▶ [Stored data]
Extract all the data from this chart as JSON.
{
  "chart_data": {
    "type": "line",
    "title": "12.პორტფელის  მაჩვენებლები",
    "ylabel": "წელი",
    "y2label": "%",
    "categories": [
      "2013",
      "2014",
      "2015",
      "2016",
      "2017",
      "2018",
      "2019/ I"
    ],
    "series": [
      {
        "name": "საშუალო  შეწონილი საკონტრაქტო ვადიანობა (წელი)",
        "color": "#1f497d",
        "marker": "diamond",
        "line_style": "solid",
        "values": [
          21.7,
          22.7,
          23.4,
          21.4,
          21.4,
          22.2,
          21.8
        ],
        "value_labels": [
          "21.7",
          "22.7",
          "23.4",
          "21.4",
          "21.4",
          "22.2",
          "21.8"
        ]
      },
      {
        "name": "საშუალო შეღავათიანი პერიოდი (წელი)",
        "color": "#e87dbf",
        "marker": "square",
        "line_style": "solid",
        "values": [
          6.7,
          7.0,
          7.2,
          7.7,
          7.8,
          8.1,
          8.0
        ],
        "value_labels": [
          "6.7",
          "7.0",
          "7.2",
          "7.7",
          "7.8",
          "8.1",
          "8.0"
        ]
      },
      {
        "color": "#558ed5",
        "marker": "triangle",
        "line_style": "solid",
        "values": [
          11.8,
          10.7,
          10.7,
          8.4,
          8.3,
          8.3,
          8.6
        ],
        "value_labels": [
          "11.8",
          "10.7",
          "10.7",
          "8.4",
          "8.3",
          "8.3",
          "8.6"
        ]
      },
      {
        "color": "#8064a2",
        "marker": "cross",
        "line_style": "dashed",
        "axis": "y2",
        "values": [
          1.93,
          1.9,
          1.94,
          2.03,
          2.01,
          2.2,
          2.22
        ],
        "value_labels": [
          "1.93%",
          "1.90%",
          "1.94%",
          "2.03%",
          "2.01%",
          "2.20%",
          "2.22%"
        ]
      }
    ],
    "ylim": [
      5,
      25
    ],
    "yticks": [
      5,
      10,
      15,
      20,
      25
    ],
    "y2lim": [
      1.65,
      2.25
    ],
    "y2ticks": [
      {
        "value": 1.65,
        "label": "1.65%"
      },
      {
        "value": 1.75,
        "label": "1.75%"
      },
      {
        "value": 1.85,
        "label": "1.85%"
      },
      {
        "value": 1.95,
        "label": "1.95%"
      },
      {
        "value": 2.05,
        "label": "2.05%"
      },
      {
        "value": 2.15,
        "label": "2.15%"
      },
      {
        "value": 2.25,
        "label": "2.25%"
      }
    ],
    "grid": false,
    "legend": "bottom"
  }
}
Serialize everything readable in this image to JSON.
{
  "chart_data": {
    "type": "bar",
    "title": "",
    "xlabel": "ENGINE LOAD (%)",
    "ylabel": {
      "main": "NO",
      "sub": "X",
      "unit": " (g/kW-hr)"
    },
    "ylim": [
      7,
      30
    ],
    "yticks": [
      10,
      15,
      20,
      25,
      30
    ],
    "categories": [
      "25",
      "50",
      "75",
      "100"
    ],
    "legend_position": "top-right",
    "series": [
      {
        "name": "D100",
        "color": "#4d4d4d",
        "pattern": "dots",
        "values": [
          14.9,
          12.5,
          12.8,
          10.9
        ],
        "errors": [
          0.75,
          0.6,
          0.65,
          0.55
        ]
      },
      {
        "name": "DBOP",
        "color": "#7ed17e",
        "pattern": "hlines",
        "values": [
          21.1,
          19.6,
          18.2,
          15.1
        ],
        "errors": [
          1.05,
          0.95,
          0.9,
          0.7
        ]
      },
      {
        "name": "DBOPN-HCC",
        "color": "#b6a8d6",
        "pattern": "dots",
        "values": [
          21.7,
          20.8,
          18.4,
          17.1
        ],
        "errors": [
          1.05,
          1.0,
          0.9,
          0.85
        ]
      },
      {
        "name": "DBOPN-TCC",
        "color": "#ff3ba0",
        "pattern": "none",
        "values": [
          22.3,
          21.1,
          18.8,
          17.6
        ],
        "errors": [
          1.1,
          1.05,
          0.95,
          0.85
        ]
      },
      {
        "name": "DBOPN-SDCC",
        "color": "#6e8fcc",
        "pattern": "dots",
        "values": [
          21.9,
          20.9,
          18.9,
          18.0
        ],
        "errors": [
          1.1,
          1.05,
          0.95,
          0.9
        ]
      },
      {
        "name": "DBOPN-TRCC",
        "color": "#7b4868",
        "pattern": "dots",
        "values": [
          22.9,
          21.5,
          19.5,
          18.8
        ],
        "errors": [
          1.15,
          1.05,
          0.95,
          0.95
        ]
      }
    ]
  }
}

▶ [Your instructions]
Across the records above, count the lines holding "წელი" and reply with that number alone.

▶ [Solution]
3